#### DO THIS
Find every line in the records below that holds the word "vento" and copy it.

## Begin THE DATA

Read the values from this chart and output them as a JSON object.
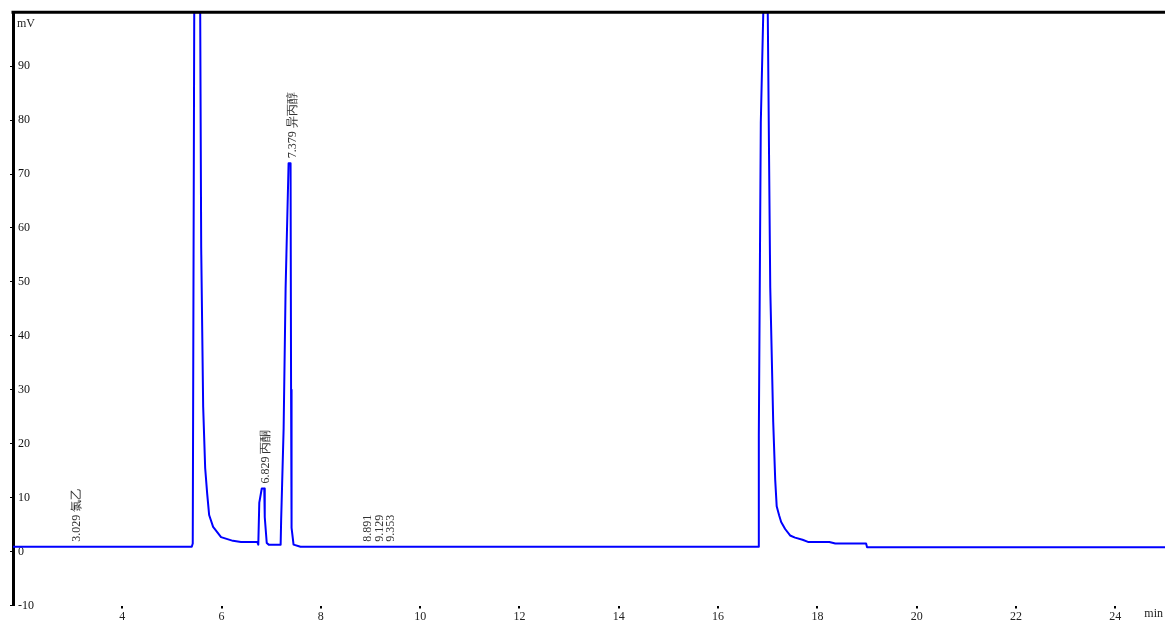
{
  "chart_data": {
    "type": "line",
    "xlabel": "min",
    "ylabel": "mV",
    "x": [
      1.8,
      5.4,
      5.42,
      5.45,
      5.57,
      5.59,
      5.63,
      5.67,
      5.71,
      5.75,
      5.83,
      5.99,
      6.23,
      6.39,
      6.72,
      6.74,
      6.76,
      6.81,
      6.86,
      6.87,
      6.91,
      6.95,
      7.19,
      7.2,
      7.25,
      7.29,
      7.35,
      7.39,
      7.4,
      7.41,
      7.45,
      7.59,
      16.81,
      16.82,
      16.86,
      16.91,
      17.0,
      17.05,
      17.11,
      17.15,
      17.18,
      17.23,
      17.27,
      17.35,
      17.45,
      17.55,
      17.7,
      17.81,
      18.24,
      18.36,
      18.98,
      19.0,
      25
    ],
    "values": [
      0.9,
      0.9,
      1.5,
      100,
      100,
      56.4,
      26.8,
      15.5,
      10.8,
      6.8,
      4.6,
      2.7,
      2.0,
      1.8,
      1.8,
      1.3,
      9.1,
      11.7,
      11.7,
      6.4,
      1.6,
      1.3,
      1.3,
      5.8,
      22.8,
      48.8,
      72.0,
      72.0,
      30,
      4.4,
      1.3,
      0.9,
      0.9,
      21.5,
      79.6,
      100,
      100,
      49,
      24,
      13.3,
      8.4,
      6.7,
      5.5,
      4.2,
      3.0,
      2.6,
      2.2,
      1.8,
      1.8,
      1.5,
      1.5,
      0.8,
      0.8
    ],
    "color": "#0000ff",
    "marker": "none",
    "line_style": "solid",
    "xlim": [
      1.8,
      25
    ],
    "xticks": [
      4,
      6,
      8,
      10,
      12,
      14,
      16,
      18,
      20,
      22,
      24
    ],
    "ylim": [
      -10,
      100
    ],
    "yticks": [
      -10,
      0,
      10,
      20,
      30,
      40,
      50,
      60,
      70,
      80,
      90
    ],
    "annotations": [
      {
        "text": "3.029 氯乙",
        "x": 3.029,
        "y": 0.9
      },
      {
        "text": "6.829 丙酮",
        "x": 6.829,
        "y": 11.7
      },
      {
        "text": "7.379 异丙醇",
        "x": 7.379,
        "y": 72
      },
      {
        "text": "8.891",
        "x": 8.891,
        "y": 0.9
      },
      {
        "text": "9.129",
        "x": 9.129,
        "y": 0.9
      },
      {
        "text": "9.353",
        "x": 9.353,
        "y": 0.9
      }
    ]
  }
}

## End THE DATA
## Begin THE DATA

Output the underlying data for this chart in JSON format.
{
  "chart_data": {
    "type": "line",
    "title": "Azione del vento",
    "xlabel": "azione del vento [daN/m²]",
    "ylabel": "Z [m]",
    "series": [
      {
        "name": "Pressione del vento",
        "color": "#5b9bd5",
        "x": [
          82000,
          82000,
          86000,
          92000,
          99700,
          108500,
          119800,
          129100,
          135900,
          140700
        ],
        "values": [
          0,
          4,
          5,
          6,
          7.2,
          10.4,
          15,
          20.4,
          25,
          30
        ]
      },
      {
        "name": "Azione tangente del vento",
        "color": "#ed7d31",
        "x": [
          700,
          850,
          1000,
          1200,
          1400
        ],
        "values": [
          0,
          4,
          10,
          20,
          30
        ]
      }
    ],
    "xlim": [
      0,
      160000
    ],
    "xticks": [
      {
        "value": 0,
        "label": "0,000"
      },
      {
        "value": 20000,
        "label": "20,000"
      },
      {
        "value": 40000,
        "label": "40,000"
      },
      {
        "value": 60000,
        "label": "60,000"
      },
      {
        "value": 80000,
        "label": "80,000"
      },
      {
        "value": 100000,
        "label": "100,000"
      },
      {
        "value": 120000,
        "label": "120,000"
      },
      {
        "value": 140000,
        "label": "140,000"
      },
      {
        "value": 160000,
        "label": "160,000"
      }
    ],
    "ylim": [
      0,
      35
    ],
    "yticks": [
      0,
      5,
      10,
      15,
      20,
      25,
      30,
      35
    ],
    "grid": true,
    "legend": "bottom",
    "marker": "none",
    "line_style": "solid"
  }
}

## End THE DATA
## Begin THE DATA

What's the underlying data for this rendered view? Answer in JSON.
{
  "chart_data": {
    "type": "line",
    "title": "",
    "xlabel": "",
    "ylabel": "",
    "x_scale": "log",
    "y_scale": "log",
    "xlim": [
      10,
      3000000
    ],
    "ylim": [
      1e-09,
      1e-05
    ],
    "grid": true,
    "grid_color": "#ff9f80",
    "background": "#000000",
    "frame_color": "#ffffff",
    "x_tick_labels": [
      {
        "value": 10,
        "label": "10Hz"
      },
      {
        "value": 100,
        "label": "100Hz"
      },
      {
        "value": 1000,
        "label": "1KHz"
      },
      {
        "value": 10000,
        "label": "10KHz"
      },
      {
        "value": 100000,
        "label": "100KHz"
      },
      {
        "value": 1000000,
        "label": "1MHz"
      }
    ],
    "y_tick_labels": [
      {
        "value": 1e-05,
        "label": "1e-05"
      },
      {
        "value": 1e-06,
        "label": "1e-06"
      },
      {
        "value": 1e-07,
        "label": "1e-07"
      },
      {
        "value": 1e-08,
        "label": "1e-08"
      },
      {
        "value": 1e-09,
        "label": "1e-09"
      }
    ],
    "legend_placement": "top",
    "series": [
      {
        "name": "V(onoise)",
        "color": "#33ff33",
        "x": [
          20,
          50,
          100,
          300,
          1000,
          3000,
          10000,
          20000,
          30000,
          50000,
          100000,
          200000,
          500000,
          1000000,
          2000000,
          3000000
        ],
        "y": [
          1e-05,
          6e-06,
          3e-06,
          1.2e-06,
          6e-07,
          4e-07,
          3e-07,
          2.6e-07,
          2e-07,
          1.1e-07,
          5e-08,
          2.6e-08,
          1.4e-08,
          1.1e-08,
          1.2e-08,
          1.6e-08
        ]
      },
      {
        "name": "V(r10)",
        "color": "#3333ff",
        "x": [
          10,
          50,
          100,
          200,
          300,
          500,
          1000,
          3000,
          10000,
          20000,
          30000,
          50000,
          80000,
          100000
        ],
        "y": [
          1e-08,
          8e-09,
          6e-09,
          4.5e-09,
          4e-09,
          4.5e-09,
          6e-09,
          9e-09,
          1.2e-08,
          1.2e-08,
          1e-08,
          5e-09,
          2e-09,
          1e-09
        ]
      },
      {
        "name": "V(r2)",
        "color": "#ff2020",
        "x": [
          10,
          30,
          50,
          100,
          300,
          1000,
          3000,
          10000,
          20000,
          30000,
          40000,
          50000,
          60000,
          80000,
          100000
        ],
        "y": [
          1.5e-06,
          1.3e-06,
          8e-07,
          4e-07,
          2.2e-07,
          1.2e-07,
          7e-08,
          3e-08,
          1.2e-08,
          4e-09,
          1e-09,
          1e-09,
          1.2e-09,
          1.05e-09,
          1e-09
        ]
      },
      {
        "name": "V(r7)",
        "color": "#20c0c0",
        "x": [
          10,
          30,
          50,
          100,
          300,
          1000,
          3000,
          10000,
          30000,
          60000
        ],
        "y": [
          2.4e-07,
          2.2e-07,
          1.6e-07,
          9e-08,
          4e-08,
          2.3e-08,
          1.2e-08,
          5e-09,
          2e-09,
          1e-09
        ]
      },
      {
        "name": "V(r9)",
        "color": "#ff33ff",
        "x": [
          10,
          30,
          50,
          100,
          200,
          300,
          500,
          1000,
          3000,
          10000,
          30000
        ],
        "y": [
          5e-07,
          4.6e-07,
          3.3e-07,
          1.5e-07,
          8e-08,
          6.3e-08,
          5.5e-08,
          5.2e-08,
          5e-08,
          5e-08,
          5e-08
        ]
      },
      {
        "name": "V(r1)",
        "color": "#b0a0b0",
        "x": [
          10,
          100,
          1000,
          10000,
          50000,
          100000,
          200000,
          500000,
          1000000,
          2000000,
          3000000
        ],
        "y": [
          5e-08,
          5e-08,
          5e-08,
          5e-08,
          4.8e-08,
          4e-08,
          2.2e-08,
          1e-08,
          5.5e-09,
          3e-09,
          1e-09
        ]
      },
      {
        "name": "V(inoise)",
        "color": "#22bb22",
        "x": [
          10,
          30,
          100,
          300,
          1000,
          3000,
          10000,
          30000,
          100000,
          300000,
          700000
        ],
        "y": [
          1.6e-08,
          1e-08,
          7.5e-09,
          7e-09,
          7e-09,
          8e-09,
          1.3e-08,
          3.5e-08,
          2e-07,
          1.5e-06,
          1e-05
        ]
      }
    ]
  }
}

## End THE DATA

#### FULL RESPONSE
    "title": "Azione del vento",
    "xlabel": "azione del vento [daN/m²]",
        "name": "Pressione del vento",
        "name": "Azione tangente del vento",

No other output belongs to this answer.